- [Brief] Write the entries out again exactly as they stand, but without the pictures.

- [Record excerpts]

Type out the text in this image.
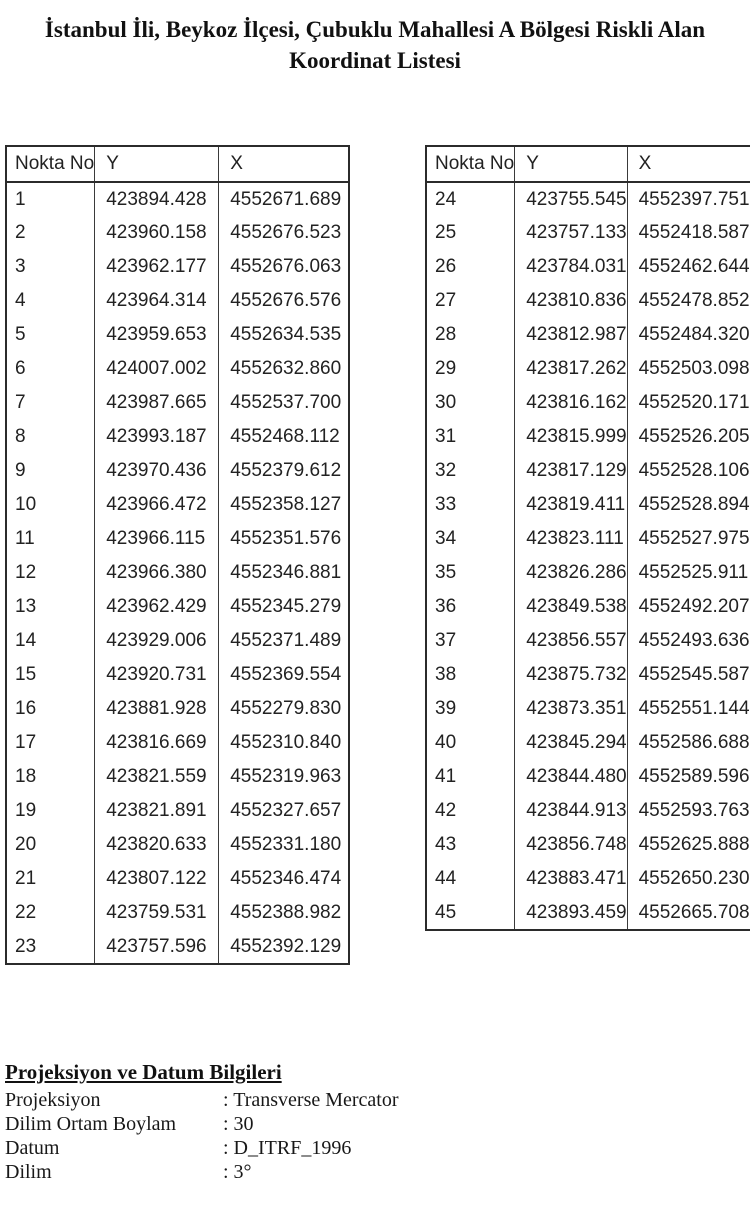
İstanbul İli, Beykoz İlçesi, Çubuklu Mahallesi A Bölgesi Riskli Alan Koordinat Listesi
Nokta No	Y	X
1	423894.428	4552671.689
2	423960.158	4552676.523
3	423962.177	4552676.063
4	423964.314	4552676.576
5	423959.653	4552634.535
6	424007.002	4552632.860
7	423987.665	4552537.700
8	423993.187	4552468.112
9	423970.436	4552379.612
10	423966.472	4552358.127
11	423966.115	4552351.576
12	423966.380	4552346.881
13	423962.429	4552345.279
14	423929.006	4552371.489
15	423920.731	4552369.554
16	423881.928	4552279.830
17	423816.669	4552310.840
18	423821.559	4552319.963
19	423821.891	4552327.657
20	423820.633	4552331.180
21	423807.122	4552346.474
22	423759.531	4552388.982
23	423757.596	4552392.129
Nokta No	Y	X
24	423755.545	4552397.751
25	423757.133	4552418.587
26	423784.031	4552462.644
27	423810.836	4552478.852
28	423812.987	4552484.320
29	423817.262	4552503.098
30	423816.162	4552520.171
31	423815.999	4552526.205
32	423817.129	4552528.106
33	423819.411	4552528.894
34	423823.111	4552527.975
35	423826.286	4552525.911
36	423849.538	4552492.207
37	423856.557	4552493.636
38	423875.732	4552545.587
39	423873.351	4552551.144
40	423845.294	4552586.688
41	423844.480	4552589.596
42	423844.913	4552593.763
43	423856.748	4552625.888
44	423883.471	4552650.230
45	423893.459	4552665.708
Projeksiyon ve Datum Bilgileri
Projeksiyon	: Transverse Mercator
Dilim Ortam Boylam	: 30
Datum	: D_ITRF_1996
Dilim	: 3°
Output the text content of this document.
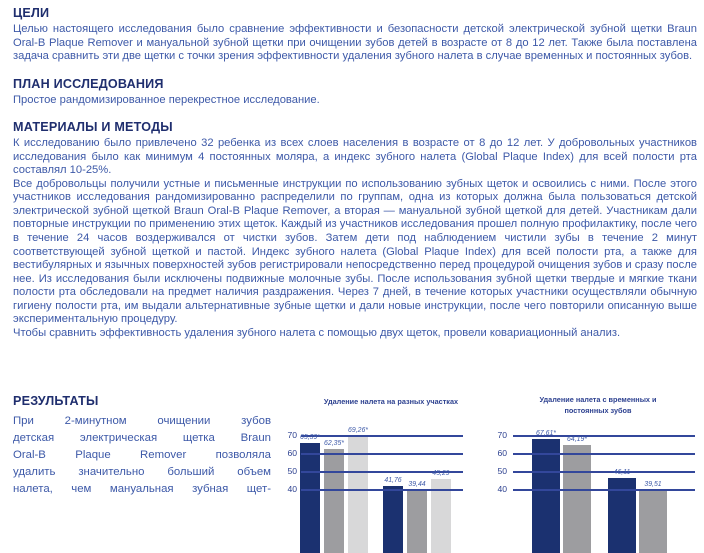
ЦЕЛИ

Целью настоящего исследования было сравнение эффективности и безопасности детской электрической зубной щетки Braun Oral-B Plaque Remover и мануальной зубной щетки при очищении зубов детей в возрасте от 8 до 12 лет. Также была поставлена задача сравнить эти две щетки с точки зрения эффективности удаления зубного налета в случае временных и постоянных зубов.

ПЛАН ИССЛЕДОВАНИЯ

Простое рандомизированное перекрестное исследование.

МАТЕРИАЛЫ И МЕТОДЫ

К исследованию было привлечено 32 ребенка из всех слоев населения в возрасте от 8 до 12 лет. У добровольных участников исследования было как минимум 4 постоянных моляра, а индекс зубного налета (Global Plaque Index) для всей полости рта составлял 10-25%.

Все добровольцы получили устные и письменные инструкции по использованию зубных щеток и освоились с ними. После этого участников исследования рандомизированно распределили по группам, одна из которых должна была пользоваться детской электрической зубной щеткой Braun Oral-B Plaque Remover, а вторая — мануальной зубной щеткой для детей. Участникам дали повторные инструкции по применению этих щеток. Каждый из участников исследования прошел полную профилактику, после чего в течение 24 часов воздерживался от чистки зубов. Затем дети под наблюдением чистили зубы в течение 2 минут соответствующей зубной щеткой и пастой. Индекс зубного налета (Global Plaque Index) для всей полости рта, а также для вестибулярных и язычных поверхностей зубов регистрировали непосредственно перед процедурой очищения зубов и сразу после нее. Из исследования были исключены подвижные молочные зубы. После использования зубной щетки твердые и мягкие ткани полости рта обследовали на предмет наличия раздражения. Через 7 дней, в течение которых участники осуществляли обычную гигиену полости рта, им выдали альтернативные зубные щетки и дали новые инструкции, после чего повторили описанную выше экспериментальную процедуру.

Чтобы сравнить эффективность удаления зубного налета с помощью двух щеток, провели ковариационный анализ.

РЕЗУЛЬТАТЫ
При 2-минутном очищении зубов
детская электрическая щетка Braun
Oral-B Plaque Remover позволяла
удалить значительно больший объем
налета, чем мануальная зубная щет-
Удаление налета на разных участках
70
60
50
40
65,39*
62,35*
69,26*
41,76
39,44
45,29
Удаление налета с временных и постоянных зубов
70
60
50
40
67,61*
64,19*
46,11
39,51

- [Finished answer]
Type out the text in this image.
İstanbul İli, Beykoz İlçesi, Çubuklu Mahallesi A Bölgesi Riskli Alan Koordinat Listesi
Nokta No	Y	X
1	423894.428	4552671.689
2	423960.158	4552676.523
3	423962.177	4552676.063
4	423964.314	4552676.576
5	423959.653	4552634.535
6	424007.002	4552632.860
7	423987.665	4552537.700
8	423993.187	4552468.112
9	423970.436	4552379.612
10	423966.472	4552358.127
11	423966.115	4552351.576
12	423966.380	4552346.881
13	423962.429	4552345.279
14	423929.006	4552371.489
15	423920.731	4552369.554
16	423881.928	4552279.830
17	423816.669	4552310.840
18	423821.559	4552319.963
19	423821.891	4552327.657
20	423820.633	4552331.180
21	423807.122	4552346.474
22	423759.531	4552388.982
23	423757.596	4552392.129
Nokta No	Y	X
24	423755.545	4552397.751
25	423757.133	4552418.587
26	423784.031	4552462.644
27	423810.836	4552478.852
28	423812.987	4552484.320
29	423817.262	4552503.098
30	423816.162	4552520.171
31	423815.999	4552526.205
32	423817.129	4552528.106
33	423819.411	4552528.894
34	423823.111	4552527.975
35	423826.286	4552525.911
36	423849.538	4552492.207
37	423856.557	4552493.636
38	423875.732	4552545.587
39	423873.351	4552551.144
40	423845.294	4552586.688
41	423844.480	4552589.596
42	423844.913	4552593.763
43	423856.748	4552625.888
44	423883.471	4552650.230
45	423893.459	4552665.708
Projeksiyon ve Datum Bilgileri
Projeksiyon	: Transverse Mercator
Dilim Ortam Boylam	: 30
Datum	: D_ITRF_1996
Dilim	: 3°
Output the text content of this document.
ЦЕЛИ

Целью настоящего исследования было сравнение эффективности и безопасности детской электрической зубной щетки Braun Oral-B Plaque Remover и мануальной зубной щетки при очищении зубов детей в возрасте от 8 до 12 лет. Также была поставлена задача сравнить эти две щетки с точки зрения эффективности удаления зубного налета в случае временных и постоянных зубов.

ПЛАН ИССЛЕДОВАНИЯ

Простое рандомизированное перекрестное исследование.

МАТЕРИАЛЫ И МЕТОДЫ

К исследованию было привлечено 32 ребенка из всех слоев населения в возрасте от 8 до 12 лет. У добровольных участников исследования было как минимум 4 постоянных моляра, а индекс зубного налета (Global Plaque Index) для всей полости рта составлял 10-25%.

Все добровольцы получили устные и письменные инструкции по использованию зубных щеток и освоились с ними. После этого участников исследования рандомизированно распределили по группам, одна из которых должна была пользоваться детской электрической зубной щеткой Braun Oral-B Plaque Remover, а вторая — мануальной зубной щеткой для детей. Участникам дали повторные инструкции по применению этих щеток. Каждый из участников исследования прошел полную профилактику, после чего в течение 24 часов воздерживался от чистки зубов. Затем дети под наблюдением чистили зубы в течение 2 минут соответствующей зубной щеткой и пастой. Индекс зубного налета (Global Plaque Index) для всей полости рта, а также для вестибулярных и язычных поверхностей зубов регистрировали непосредственно перед процедурой очищения зубов и сразу после нее. Из исследования были исключены подвижные молочные зубы. После использования зубной щетки твердые и мягкие ткани полости рта обследовали на предмет наличия раздражения. Через 7 дней, в течение которых участники осуществляли обычную гигиену полости рта, им выдали альтернативные зубные щетки и дали новые инструкции, после чего повторили описанную выше экспериментальную процедуру.

Чтобы сравнить эффективность удаления зубного налета с помощью двух щеток, провели ковариационный анализ.

РЕЗУЛЬТАТЫ
При 2-минутном очищении зубов
детская электрическая щетка Braun
Oral-B Plaque Remover позволяла
удалить значительно больший объем
налета, чем мануальная зубная щет-
Удаление налета на разных участках
70
60
50
40
65,39*
62,35*
69,26*
41,76
39,44
45,29
Удаление налета с временных и постоянных зубов
70
60
50
40
67,61*
64,19*
46,11
39,51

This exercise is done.